Start
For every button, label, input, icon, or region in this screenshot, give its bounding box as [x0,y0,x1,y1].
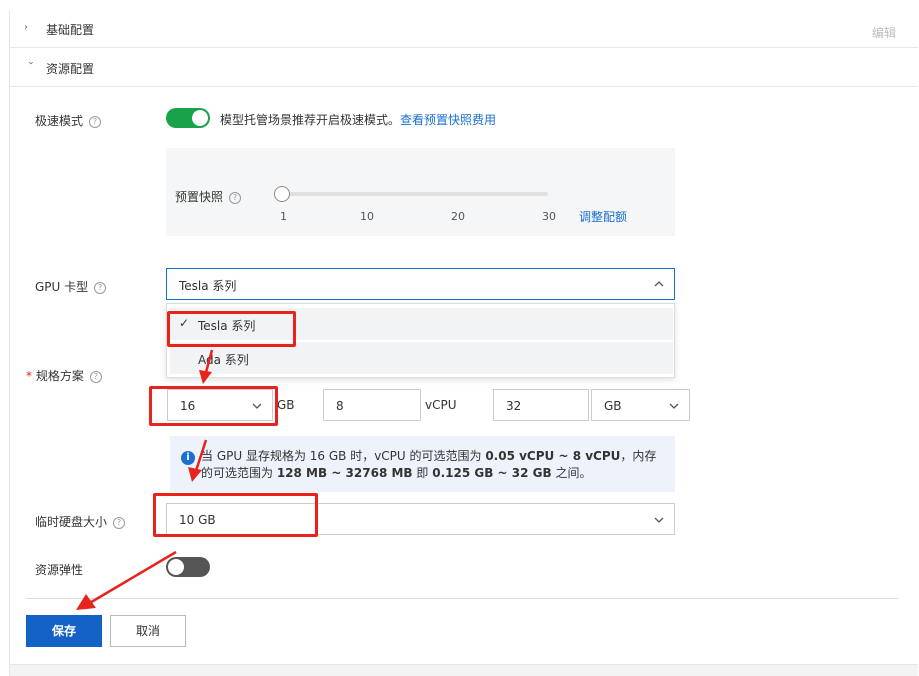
annotation-arrow-2 [188,439,208,482]
annotation-arrow-1 [199,349,214,384]
annotation-arrow-3 [76,550,177,610]
annotation-arrows [76,349,214,610]
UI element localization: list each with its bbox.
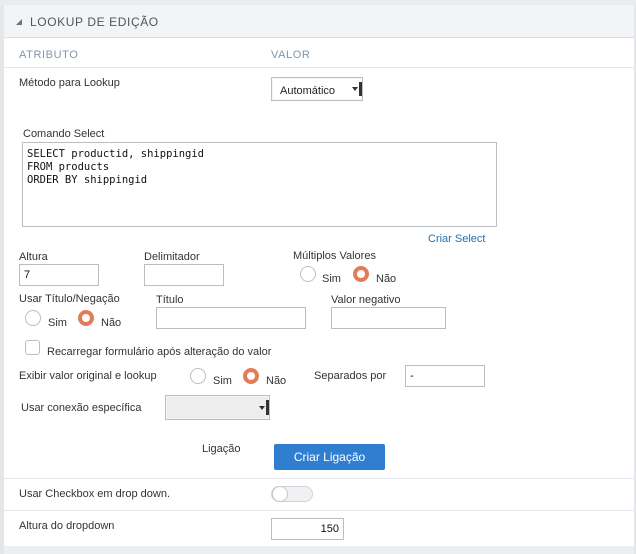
title-field-input[interactable] [156,307,306,329]
row-divider [4,478,634,479]
section-header[interactable]: LOOKUP DE EDIÇÃO [4,5,634,38]
height-label: Altura [19,251,48,263]
panel-footer [4,546,634,554]
show-original-yes-label: Sim [213,375,232,387]
specific-connection-label: Usar conexão específica [21,402,142,414]
title-field-label: Título [156,294,184,306]
checkbox-dropdown-toggle[interactable] [271,486,313,502]
lookup-method-select[interactable]: Automático [271,77,363,101]
multiple-values-no-radio[interactable] [353,266,369,282]
create-link-button[interactable]: Criar Ligação [274,444,385,470]
create-select-link[interactable]: Criar Select [428,233,485,245]
chevron-down-icon [259,405,265,410]
column-header-row: ATRIBUTO VALOR [4,38,634,68]
reload-form-checkbox[interactable] [25,340,40,355]
multiple-values-no-label: Não [376,273,397,285]
negative-value-input[interactable] [331,307,446,329]
section-title: LOOKUP DE EDIÇÃO [30,15,159,29]
show-original-label: Exibir valor original e lookup [19,370,157,382]
title-negation-no-label: Não [101,317,122,329]
reload-form-label: Recarregar formulário após alteração do … [47,346,272,358]
toggle-knob [272,486,288,502]
select-bar [359,82,362,96]
column-header-attribute: ATRIBUTO [19,49,79,61]
select-command-textarea[interactable]: SELECT productid, shippingid FROM produc… [22,142,497,227]
multiple-values-yes-radio[interactable] [300,266,316,282]
title-negation-label: Usar Título/Negação [19,293,120,305]
lookup-method-value: Automático [280,85,336,97]
show-original-yes-radio[interactable] [190,368,206,384]
multiple-values-label: Múltiplos Valores [293,250,376,262]
separated-by-input[interactable]: - [405,365,485,387]
row-divider [4,510,634,511]
title-negation-yes-label: Sim [48,317,67,329]
height-input[interactable]: 7 [19,264,99,286]
separated-by-label: Separados por [314,370,387,382]
delimiter-input[interactable] [144,264,224,286]
show-original-no-label: Não [266,375,287,387]
lookup-method-label: Método para Lookup [19,77,120,89]
title-negation-no-radio[interactable] [78,310,94,326]
dropdown-height-input[interactable]: 150 [271,518,344,540]
chevron-down-icon [352,87,358,91]
multiple-values-yes-label: Sim [322,273,341,285]
show-original-no-radio[interactable] [243,368,259,384]
select-command-label: Comando Select [23,128,105,140]
delimiter-label: Delimitador [144,251,200,263]
dropdown-height-label: Altura do dropdown [19,520,115,532]
specific-connection-select[interactable] [165,395,270,420]
collapse-triangle-icon[interactable] [16,19,22,25]
link-section-label: Ligação [202,443,241,455]
checkbox-dropdown-label: Usar Checkbox em drop down. [19,488,171,500]
column-header-value: VALOR [271,49,311,61]
title-negation-yes-radio[interactable] [25,310,41,326]
select-bar [266,400,269,415]
negative-value-label: Valor negativo [331,294,401,306]
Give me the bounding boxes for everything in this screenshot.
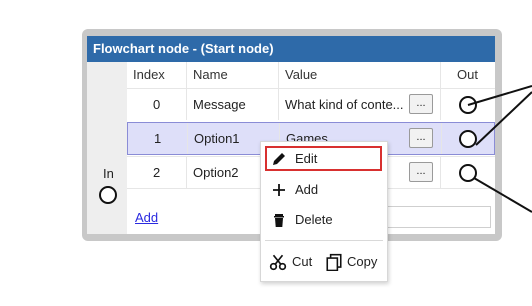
End
**WHAT THE EXERCISE ASKS:** Copy every line of the entries above exactly as it appears, leaving out the pictures.

**SOLUTION TO THIS EXERCISE:**
For every button, label, input, icon, or region in this screenshot, give its bounding box as [x0,y0,x1,y1].
annotation-arrow-2 [188,439,208,482]
annotation-arrow-1 [199,349,214,384]
annotation-arrow-3 [76,550,177,610]
annotation-arrows [76,349,214,610]
UI element localization: list each with its bbox.
title-field-input[interactable] [156,307,306,329]
row-divider [4,478,634,479]
section-header[interactable]: LOOKUP DE EDIÇÃO [4,5,634,38]
height-label: Altura [19,251,48,263]
panel-footer [4,546,634,554]
show-original-yes-label: Sim [213,375,232,387]
specific-connection-label: Usar conexão específica [21,402,142,414]
title-field-label: Título [156,294,184,306]
checkbox-dropdown-toggle[interactable] [271,486,313,502]
lookup-method-select[interactable]: Automático [271,77,363,101]
multiple-values-no-radio[interactable] [353,266,369,282]
create-link-button[interactable]: Criar Ligação [274,444,385,470]
create-select-link[interactable]: Criar Select [428,233,485,245]
chevron-down-icon [259,405,265,410]
column-header-row: ATRIBUTO VALOR [4,38,634,68]
reload-form-checkbox[interactable] [25,340,40,355]
multiple-values-no-label: Não [376,273,397,285]
negative-value-input[interactable] [331,307,446,329]
section-title: LOOKUP DE EDIÇÃO [30,15,159,29]
show-original-label: Exibir valor original e lookup [19,370,157,382]
title-negation-no-label: Não [101,317,122,329]
reload-form-label: Recarregar formulário após alteração do … [47,346,272,358]
toggle-knob [272,486,288,502]
select-bar [359,82,362,96]
column-header-attribute: ATRIBUTO [19,49,79,61]
select-command-textarea[interactable]: SELECT productid, shippingid FROM produc… [22,142,497,227]
multiple-values-yes-radio[interactable] [300,266,316,282]
title-negation-label: Usar Título/Negação [19,293,120,305]
lookup-method-value: Automático [280,85,336,97]
show-original-yes-radio[interactable] [190,368,206,384]
multiple-values-label: Múltiplos Valores [293,250,376,262]
separated-by-input[interactable]: - [405,365,485,387]
row-divider [4,510,634,511]
title-negation-yes-label: Sim [48,317,67,329]
height-input[interactable]: 7 [19,264,99,286]
separated-by-label: Separados por [314,370,387,382]
delimiter-input[interactable] [144,264,224,286]
show-original-no-label: Não [266,375,287,387]
lookup-method-label: Método para Lookup [19,77,120,89]
title-negation-no-radio[interactable] [78,310,94,326]
dropdown-height-input[interactable]: 150 [271,518,344,540]
chevron-down-icon [352,87,358,91]
multiple-values-yes-label: Sim [322,273,341,285]
show-original-no-radio[interactable] [243,368,259,384]
select-command-label: Comando Select [23,128,105,140]
delimiter-label: Delimitador [144,251,200,263]
dropdown-height-label: Altura do dropdown [19,520,115,532]
specific-connection-select[interactable] [165,395,270,420]
collapse-triangle-icon[interactable] [16,19,22,25]
link-section-label: Ligação [202,443,241,455]
checkbox-dropdown-label: Usar Checkbox em drop down. [19,488,171,500]
column-header-value: VALOR [271,49,311,61]
title-negation-yes-radio[interactable] [25,310,41,326]
select-bar [266,400,269,415]
negative-value-label: Valor negativo [331,294,401,306]
Give me the bounding boxes for everything in this screenshot.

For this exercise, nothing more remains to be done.